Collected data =

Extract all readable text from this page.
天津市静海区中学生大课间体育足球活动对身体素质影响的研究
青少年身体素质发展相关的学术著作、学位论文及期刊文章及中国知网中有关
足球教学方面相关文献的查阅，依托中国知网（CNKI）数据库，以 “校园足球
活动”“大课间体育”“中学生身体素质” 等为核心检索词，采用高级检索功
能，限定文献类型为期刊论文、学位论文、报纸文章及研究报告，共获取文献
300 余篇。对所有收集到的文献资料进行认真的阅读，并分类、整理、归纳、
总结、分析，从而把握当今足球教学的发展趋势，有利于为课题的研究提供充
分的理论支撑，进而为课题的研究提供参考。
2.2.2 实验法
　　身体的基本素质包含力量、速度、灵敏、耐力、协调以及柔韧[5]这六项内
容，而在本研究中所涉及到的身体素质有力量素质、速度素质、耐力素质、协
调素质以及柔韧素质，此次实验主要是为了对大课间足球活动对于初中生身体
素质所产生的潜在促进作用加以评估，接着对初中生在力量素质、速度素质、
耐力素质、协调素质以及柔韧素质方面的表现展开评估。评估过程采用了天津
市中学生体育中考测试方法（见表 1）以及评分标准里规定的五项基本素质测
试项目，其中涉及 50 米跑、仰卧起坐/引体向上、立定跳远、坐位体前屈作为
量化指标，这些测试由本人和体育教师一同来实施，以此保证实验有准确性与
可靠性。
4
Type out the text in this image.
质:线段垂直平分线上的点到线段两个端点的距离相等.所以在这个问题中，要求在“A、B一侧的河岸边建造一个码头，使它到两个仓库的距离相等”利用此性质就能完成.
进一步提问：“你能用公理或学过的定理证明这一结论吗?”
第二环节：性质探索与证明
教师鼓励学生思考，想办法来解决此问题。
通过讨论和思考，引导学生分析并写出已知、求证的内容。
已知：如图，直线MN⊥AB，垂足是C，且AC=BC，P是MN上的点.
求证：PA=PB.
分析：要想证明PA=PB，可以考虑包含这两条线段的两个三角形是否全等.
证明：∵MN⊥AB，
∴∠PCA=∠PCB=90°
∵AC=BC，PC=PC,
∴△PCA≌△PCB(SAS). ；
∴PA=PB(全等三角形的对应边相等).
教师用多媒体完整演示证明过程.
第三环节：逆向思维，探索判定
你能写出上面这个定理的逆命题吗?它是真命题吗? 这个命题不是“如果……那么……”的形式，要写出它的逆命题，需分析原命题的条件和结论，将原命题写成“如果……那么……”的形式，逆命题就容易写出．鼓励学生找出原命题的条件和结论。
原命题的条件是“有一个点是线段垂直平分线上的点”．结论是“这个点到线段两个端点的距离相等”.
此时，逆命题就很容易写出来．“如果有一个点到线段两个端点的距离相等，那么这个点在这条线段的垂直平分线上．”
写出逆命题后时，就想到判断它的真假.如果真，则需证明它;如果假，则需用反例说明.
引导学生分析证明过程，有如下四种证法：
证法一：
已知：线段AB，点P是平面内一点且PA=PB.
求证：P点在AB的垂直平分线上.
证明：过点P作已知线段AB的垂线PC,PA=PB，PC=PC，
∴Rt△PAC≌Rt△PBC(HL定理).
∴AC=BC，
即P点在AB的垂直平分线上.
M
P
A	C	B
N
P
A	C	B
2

WRITTEN TASK = Check each line of the records above for the string "this", and report every line that has it.

SOLUTION =
Extract all readable text from this page.
Type out the text in this image.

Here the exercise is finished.